→ Set task
Quote the full listing word for word.

→ Input records
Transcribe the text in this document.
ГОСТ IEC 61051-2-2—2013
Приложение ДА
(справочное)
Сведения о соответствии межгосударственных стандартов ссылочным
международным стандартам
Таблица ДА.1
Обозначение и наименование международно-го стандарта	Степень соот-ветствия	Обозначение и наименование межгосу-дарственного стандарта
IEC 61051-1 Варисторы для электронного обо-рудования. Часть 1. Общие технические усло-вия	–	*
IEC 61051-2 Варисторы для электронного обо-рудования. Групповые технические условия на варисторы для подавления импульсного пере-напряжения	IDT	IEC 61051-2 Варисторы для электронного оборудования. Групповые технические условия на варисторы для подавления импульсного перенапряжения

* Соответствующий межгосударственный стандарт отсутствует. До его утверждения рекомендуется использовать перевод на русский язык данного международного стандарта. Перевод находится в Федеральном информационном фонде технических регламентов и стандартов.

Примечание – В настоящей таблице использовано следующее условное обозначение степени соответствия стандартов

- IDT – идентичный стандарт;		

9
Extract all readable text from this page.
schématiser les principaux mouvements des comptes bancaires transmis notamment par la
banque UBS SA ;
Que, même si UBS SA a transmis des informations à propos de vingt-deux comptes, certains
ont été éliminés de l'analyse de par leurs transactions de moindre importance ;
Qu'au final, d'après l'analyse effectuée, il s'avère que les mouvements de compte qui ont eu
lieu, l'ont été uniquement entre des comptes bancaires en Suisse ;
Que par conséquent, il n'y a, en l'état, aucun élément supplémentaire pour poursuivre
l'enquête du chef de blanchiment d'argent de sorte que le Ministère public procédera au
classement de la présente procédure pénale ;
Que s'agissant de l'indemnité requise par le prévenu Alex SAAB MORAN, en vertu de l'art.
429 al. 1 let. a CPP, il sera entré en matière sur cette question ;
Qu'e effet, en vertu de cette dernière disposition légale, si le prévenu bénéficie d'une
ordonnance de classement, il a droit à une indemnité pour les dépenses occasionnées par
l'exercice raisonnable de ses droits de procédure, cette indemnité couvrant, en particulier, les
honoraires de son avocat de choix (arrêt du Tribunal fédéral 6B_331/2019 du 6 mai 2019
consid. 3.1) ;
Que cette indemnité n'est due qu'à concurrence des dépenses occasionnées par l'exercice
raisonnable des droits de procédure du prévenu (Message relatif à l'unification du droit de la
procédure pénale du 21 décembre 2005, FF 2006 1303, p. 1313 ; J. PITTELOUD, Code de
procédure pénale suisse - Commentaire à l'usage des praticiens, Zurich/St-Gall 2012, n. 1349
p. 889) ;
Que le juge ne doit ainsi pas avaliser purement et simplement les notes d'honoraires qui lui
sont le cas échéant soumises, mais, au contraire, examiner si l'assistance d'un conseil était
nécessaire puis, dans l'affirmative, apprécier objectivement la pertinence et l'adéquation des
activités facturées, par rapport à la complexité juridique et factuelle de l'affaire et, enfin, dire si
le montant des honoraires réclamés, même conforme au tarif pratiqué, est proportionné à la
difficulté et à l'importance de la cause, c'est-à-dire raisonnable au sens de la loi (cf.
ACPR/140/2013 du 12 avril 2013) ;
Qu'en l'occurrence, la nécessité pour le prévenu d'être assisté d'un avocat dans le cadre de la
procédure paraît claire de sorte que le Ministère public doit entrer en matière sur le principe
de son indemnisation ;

→ Task response
Transcribe the text in this document.
ГОСТ IEC 61051-2-2—2013
Приложение ДА
(справочное)
Сведения о соответствии межгосударственных стандартов ссылочным
международным стандартам
Таблица ДА.1
Обозначение и наименование международно-го стандарта	Степень соот-ветствия	Обозначение и наименование межгосу-дарственного стандарта
IEC 61051-1 Варисторы для электронного обо-рудования. Часть 1. Общие технические усло-вия	–	*
IEC 61051-2 Варисторы для электронного обо-рудования. Групповые технические условия на варисторы для подавления импульсного пере-напряжения	IDT	IEC 61051-2 Варисторы для электронного оборудования. Групповые технические условия на варисторы для подавления импульсного перенапряжения

* Соответствующий межгосударственный стандарт отсутствует. До его утверждения рекомендуется использовать перевод на русский язык данного международного стандарта. Перевод находится в Федеральном информационном фонде технических регламентов и стандартов.

Примечание – В настоящей таблице использовано следующее условное обозначение степени соответствия стандартов

- IDT – идентичный стандарт;		

9
Extract all readable text from this page.
schématiser les principaux mouvements des comptes bancaires transmis notamment par la
banque UBS SA ;
Que, même si UBS SA a transmis des informations à propos de vingt-deux comptes, certains
ont été éliminés de l'analyse de par leurs transactions de moindre importance ;
Qu'au final, d'après l'analyse effectuée, il s'avère que les mouvements de compte qui ont eu
lieu, l'ont été uniquement entre des comptes bancaires en Suisse ;
Que par conséquent, il n'y a, en l'état, aucun élément supplémentaire pour poursuivre
l'enquête du chef de blanchiment d'argent de sorte que le Ministère public procédera au
classement de la présente procédure pénale ;
Que s'agissant de l'indemnité requise par le prévenu Alex SAAB MORAN, en vertu de l'art.
429 al. 1 let. a CPP, il sera entré en matière sur cette question ;
Qu'e effet, en vertu de cette dernière disposition légale, si le prévenu bénéficie d'une
ordonnance de classement, il a droit à une indemnité pour les dépenses occasionnées par
l'exercice raisonnable de ses droits de procédure, cette indemnité couvrant, en particulier, les
honoraires de son avocat de choix (arrêt du Tribunal fédéral 6B_331/2019 du 6 mai 2019
consid. 3.1) ;
Que cette indemnité n'est due qu'à concurrence des dépenses occasionnées par l'exercice
raisonnable des droits de procédure du prévenu (Message relatif à l'unification du droit de la
procédure pénale du 21 décembre 2005, FF 2006 1303, p. 1313 ; J. PITTELOUD, Code de
procédure pénale suisse - Commentaire à l'usage des praticiens, Zurich/St-Gall 2012, n. 1349
p. 889) ;
Que le juge ne doit ainsi pas avaliser purement et simplement les notes d'honoraires qui lui
sont le cas échéant soumises, mais, au contraire, examiner si l'assistance d'un conseil était
nécessaire puis, dans l'affirmative, apprécier objectivement la pertinence et l'adéquation des
activités facturées, par rapport à la complexité juridique et factuelle de l'affaire et, enfin, dire si
le montant des honoraires réclamés, même conforme au tarif pratiqué, est proportionné à la
difficulté et à l'importance de la cause, c'est-à-dire raisonnable au sens de la loi (cf.
ACPR/140/2013 du 12 avril 2013) ;
Qu'en l'occurrence, la nécessité pour le prévenu d'être assisté d'un avocat dans le cadre de la
procédure paraît claire de sorte que le Ministère public doit entrer en matière sur le principe
de son indemnisation ;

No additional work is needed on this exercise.